> [Short exercise] Retype the whole listing, please, keeping every line exact and dropping the pictures.

(Collection entries)
>> BEGIN

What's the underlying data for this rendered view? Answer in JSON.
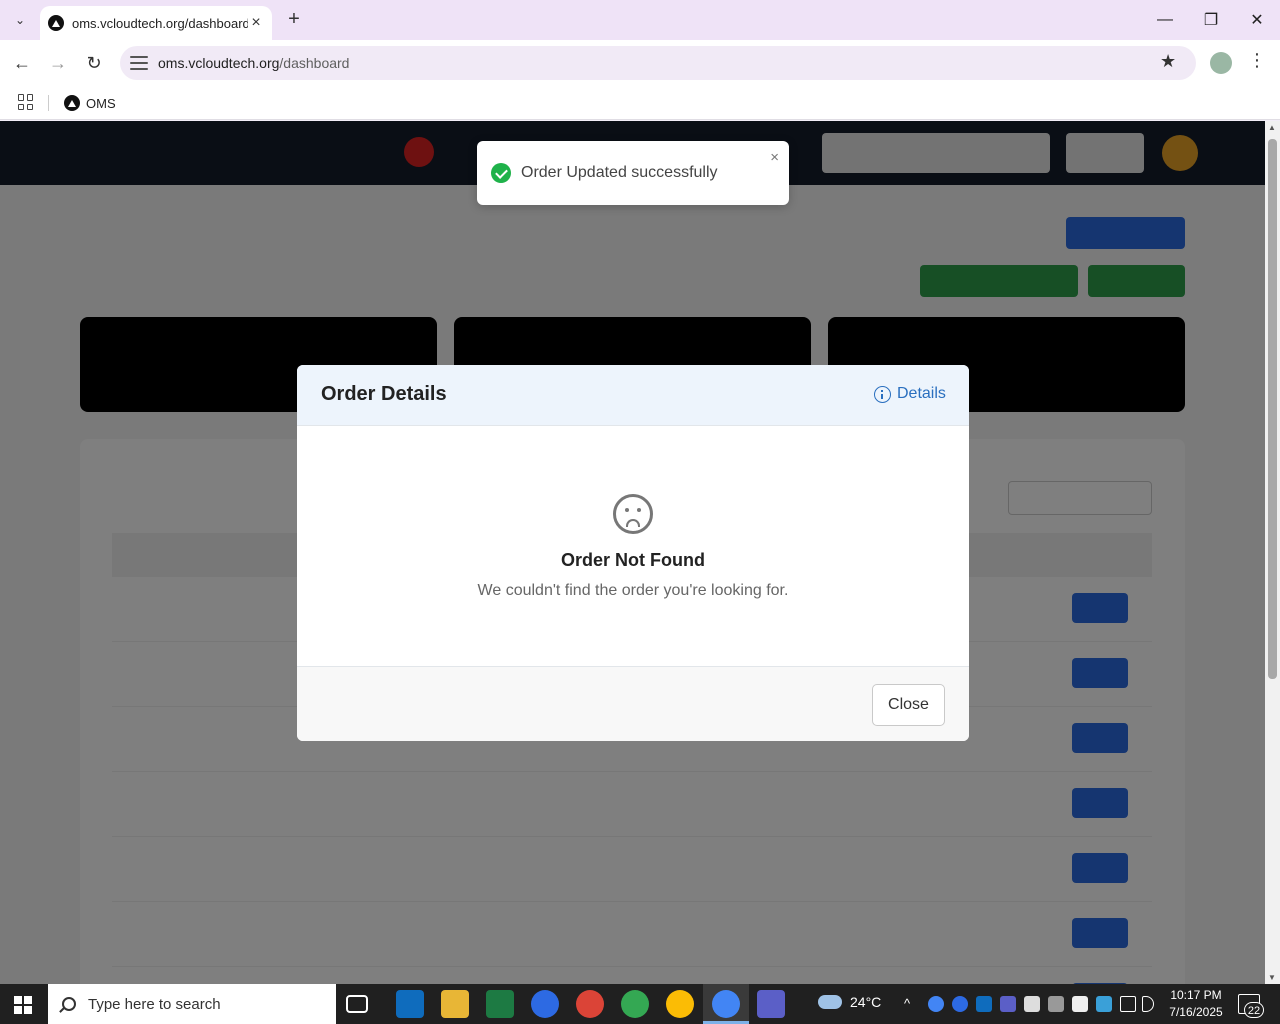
{
  "browser": {
    "tab_title": "oms.vcloudtech.org/dashboard",
    "tab_close": "×",
    "new_tab": "+",
    "url_host": "oms.vcloudtech.org",
    "url_path": "/dashboard",
    "bookmark_label": "OMS",
    "icons": {
      "back": "←",
      "forward": "→",
      "reload": "↻",
      "star": "★",
      "menu": "⋮",
      "tab_search": "⌄",
      "minimize": "—",
      "restore": "❐",
      "close": "✕"
    }
  },
  "toast": {
    "message": "Order Updated successfully",
    "close": "×",
    "color": "#1fb24a"
  },
  "modal": {
    "title": "Order Details",
    "details_link": "Details",
    "not_found_title": "Order Not Found",
    "not_found_text": "We couldn't find the order you're looking for.",
    "close_button": "Close"
  },
  "taskbar": {
    "search_placeholder": "Type here to search",
    "weather_temp": "24°C",
    "time": "10:17 PM",
    "date": "7/16/2025",
    "notification_count": "22",
    "tray_caret": "^"
  },
  "colors": {
    "accent_blue": "#2a6fbf",
    "nav_dark": "#141c2a",
    "toast_success": "#1fb24a"
  }
}
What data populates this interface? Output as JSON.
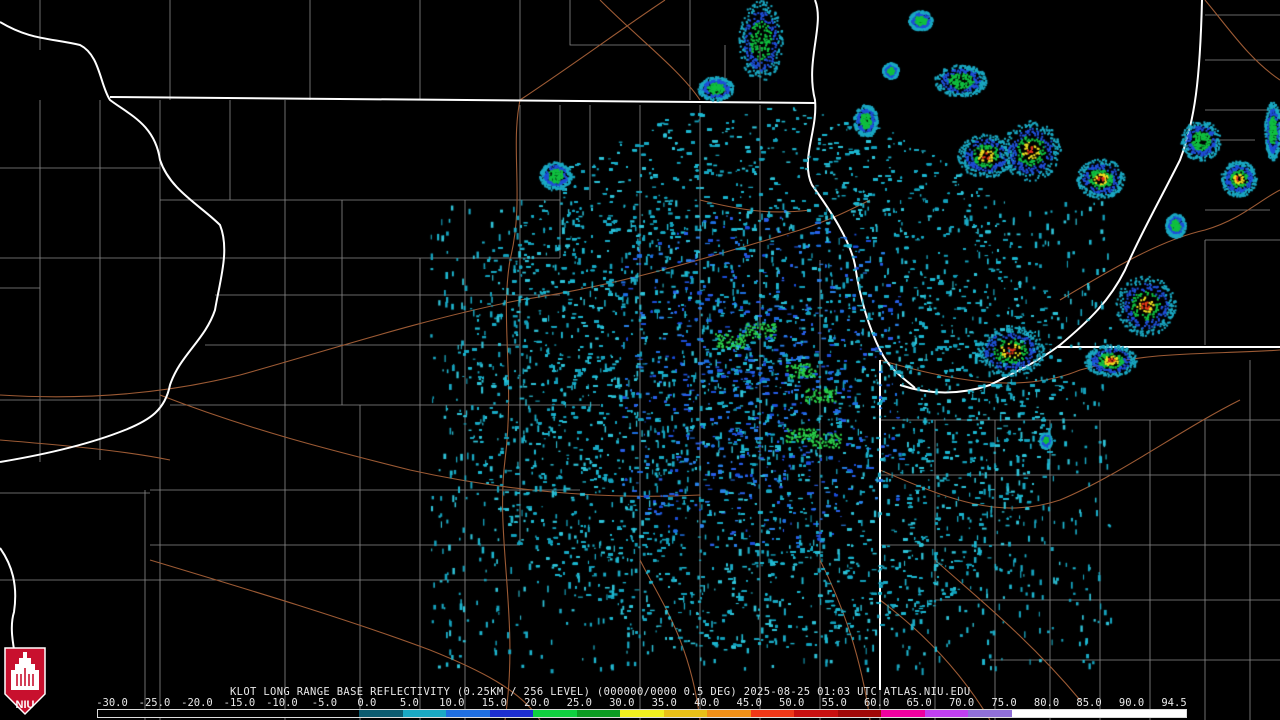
{
  "product": {
    "caption": "KLOT LONG RANGE BASE REFLECTIVITY (0.25KM / 256 LEVEL) (000000/0000 0.5 DEG) 2025-08-25 01:03 UTC  ATLAS.NIU.EDU"
  },
  "scale": {
    "ticks": [
      "-30.0",
      "-25.0",
      "-20.0",
      "-15.0",
      "-10.0",
      "-5.0",
      "0.0",
      "5.0",
      "10.0",
      "15.0",
      "20.0",
      "25.0",
      "30.0",
      "35.0",
      "40.0",
      "45.0",
      "50.0",
      "55.0",
      "60.0",
      "65.0",
      "70.0",
      "75.0",
      "80.0",
      "85.0",
      "90.0",
      "94.5"
    ],
    "colors": [
      "#000000",
      "#000000",
      "#000000",
      "#000000",
      "#000000",
      "#000000",
      "#0c5c70",
      "#1aa9c4",
      "#1f6fe0",
      "#1d2fd0",
      "#10d040",
      "#0c9c22",
      "#f0f020",
      "#e8c018",
      "#f09018",
      "#f03818",
      "#c81010",
      "#a00808",
      "#f000a0",
      "#c040f0",
      "#9070d8",
      "#ffffff",
      "#ffffff",
      "#ffffff",
      "#ffffff"
    ]
  },
  "logo": {
    "text": "NIU"
  }
}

>> END

> [Solved exercise]
What's the underlying data for this rendered view? Answer in JSON.
{
  "browser": {
    "tab_title": "oms.vcloudtech.org/dashboard",
    "tab_close": "×",
    "new_tab": "+",
    "url_host": "oms.vcloudtech.org",
    "url_path": "/dashboard",
    "bookmark_label": "OMS",
    "icons": {
      "back": "←",
      "forward": "→",
      "reload": "↻",
      "star": "★",
      "menu": "⋮",
      "tab_search": "⌄",
      "minimize": "—",
      "restore": "❐",
      "close": "✕"
    }
  },
  "toast": {
    "message": "Order Updated successfully",
    "close": "×",
    "color": "#1fb24a"
  },
  "modal": {
    "title": "Order Details",
    "details_link": "Details",
    "not_found_title": "Order Not Found",
    "not_found_text": "We couldn't find the order you're looking for.",
    "close_button": "Close"
  },
  "taskbar": {
    "search_placeholder": "Type here to search",
    "weather_temp": "24°C",
    "time": "10:17 PM",
    "date": "7/16/2025",
    "notification_count": "22",
    "tray_caret": "^"
  },
  "colors": {
    "accent_blue": "#2a6fbf",
    "nav_dark": "#141c2a",
    "toast_success": "#1fb24a"
  }
}
What data populates this interface? Output as JSON.
{
  "product": {
    "caption": "KLOT LONG RANGE BASE REFLECTIVITY (0.25KM / 256 LEVEL) (000000/0000 0.5 DEG) 2025-08-25 01:03 UTC  ATLAS.NIU.EDU"
  },
  "scale": {
    "ticks": [
      "-30.0",
      "-25.0",
      "-20.0",
      "-15.0",
      "-10.0",
      "-5.0",
      "0.0",
      "5.0",
      "10.0",
      "15.0",
      "20.0",
      "25.0",
      "30.0",
      "35.0",
      "40.0",
      "45.0",
      "50.0",
      "55.0",
      "60.0",
      "65.0",
      "70.0",
      "75.0",
      "80.0",
      "85.0",
      "90.0",
      "94.5"
    ],
    "colors": [
      "#000000",
      "#000000",
      "#000000",
      "#000000",
      "#000000",
      "#000000",
      "#0c5c70",
      "#1aa9c4",
      "#1f6fe0",
      "#1d2fd0",
      "#10d040",
      "#0c9c22",
      "#f0f020",
      "#e8c018",
      "#f09018",
      "#f03818",
      "#c81010",
      "#a00808",
      "#f000a0",
      "#c040f0",
      "#9070d8",
      "#ffffff",
      "#ffffff",
      "#ffffff",
      "#ffffff"
    ]
  },
  "logo": {
    "text": "NIU"
  }
}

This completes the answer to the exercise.